• **Exercise directions**: Note each line of the listing that contains the string "anomaly", and copy it.
◆ ◆ ◆ ◆ ◆ ◆ ◆
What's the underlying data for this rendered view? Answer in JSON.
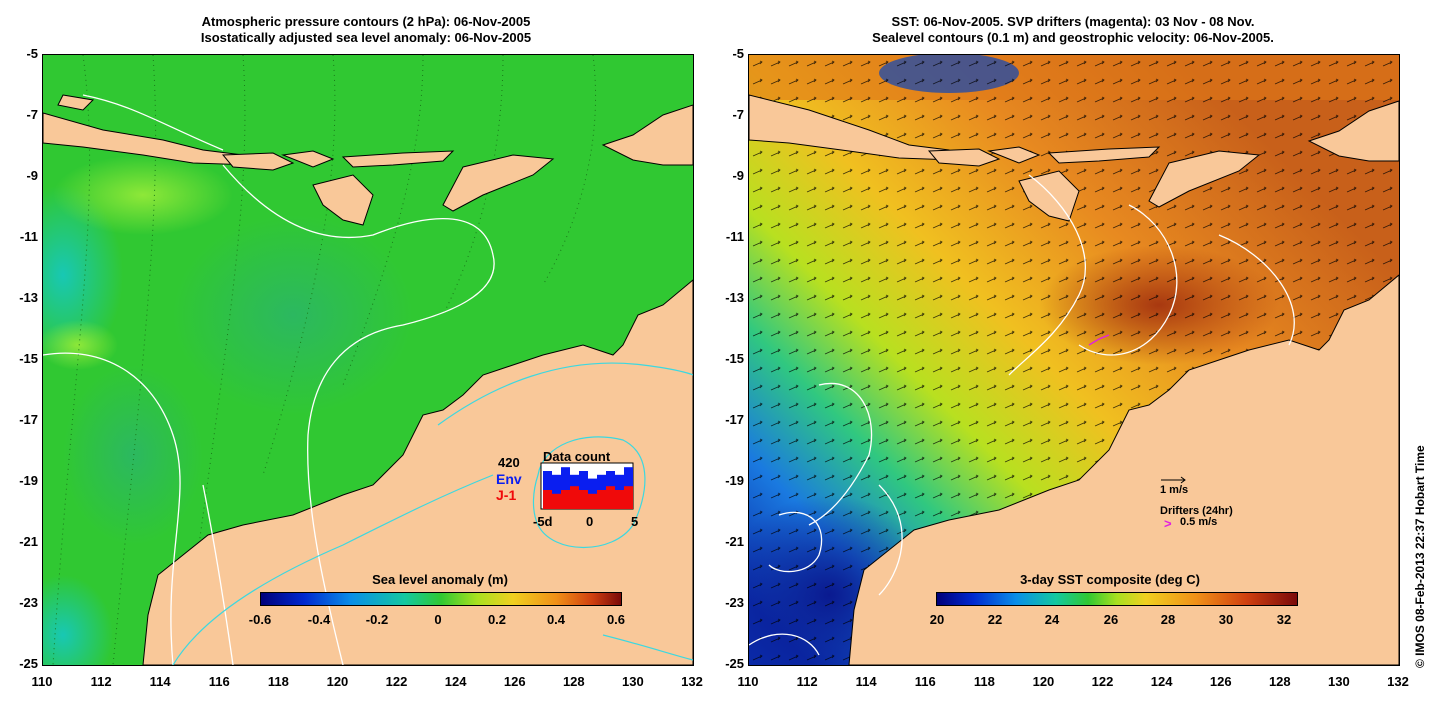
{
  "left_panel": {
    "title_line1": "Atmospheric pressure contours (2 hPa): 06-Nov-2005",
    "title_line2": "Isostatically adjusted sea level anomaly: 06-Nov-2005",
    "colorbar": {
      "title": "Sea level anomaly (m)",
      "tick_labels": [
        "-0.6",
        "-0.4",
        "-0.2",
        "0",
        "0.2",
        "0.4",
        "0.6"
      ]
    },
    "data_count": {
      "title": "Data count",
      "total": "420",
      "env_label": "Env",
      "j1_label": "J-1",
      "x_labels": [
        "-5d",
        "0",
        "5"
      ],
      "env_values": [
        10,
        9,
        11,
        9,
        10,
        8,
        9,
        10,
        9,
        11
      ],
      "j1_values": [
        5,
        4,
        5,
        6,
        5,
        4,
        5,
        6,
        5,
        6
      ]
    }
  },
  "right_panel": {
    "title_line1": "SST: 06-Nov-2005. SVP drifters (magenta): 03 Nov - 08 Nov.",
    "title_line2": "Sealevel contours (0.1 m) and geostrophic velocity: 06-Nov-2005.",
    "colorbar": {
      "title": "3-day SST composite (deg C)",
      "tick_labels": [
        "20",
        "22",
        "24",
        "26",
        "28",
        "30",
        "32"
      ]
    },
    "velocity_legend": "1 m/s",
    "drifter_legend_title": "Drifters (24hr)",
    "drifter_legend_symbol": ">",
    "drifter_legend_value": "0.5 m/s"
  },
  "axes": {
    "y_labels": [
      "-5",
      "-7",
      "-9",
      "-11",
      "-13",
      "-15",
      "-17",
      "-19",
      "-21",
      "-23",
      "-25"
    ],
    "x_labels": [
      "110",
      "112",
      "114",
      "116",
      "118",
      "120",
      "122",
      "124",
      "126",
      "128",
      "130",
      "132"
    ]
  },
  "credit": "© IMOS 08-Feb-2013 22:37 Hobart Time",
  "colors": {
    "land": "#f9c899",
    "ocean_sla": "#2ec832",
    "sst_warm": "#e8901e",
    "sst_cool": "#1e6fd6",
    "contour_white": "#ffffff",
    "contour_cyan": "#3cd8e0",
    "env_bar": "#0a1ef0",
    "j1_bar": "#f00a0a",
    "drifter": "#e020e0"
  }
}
◆ ◆ ◆ ◆ ◆ ◆ ◆
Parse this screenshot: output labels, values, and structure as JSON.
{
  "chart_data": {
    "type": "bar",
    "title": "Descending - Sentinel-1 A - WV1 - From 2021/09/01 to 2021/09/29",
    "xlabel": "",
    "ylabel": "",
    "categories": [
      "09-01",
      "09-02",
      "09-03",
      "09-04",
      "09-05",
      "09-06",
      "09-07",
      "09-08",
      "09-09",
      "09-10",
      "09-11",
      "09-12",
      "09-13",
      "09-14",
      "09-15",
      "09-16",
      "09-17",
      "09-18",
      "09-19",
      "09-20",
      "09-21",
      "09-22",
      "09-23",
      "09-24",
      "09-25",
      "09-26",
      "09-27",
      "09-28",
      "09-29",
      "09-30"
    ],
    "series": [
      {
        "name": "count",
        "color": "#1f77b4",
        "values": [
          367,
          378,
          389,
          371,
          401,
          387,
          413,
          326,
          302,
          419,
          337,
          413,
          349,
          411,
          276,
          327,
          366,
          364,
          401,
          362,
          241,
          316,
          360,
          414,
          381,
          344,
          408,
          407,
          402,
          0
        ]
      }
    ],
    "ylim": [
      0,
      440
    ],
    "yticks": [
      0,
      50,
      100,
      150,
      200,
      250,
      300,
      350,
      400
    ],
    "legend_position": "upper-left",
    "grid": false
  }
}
◆ ◆ ◆ ◆ ◆ ◆ ◆
• **Written answer**:
    "title_line2": "Isostatically adjusted sea level anomaly: 06-Nov-2005",
      "title": "Sea level anomaly (m)",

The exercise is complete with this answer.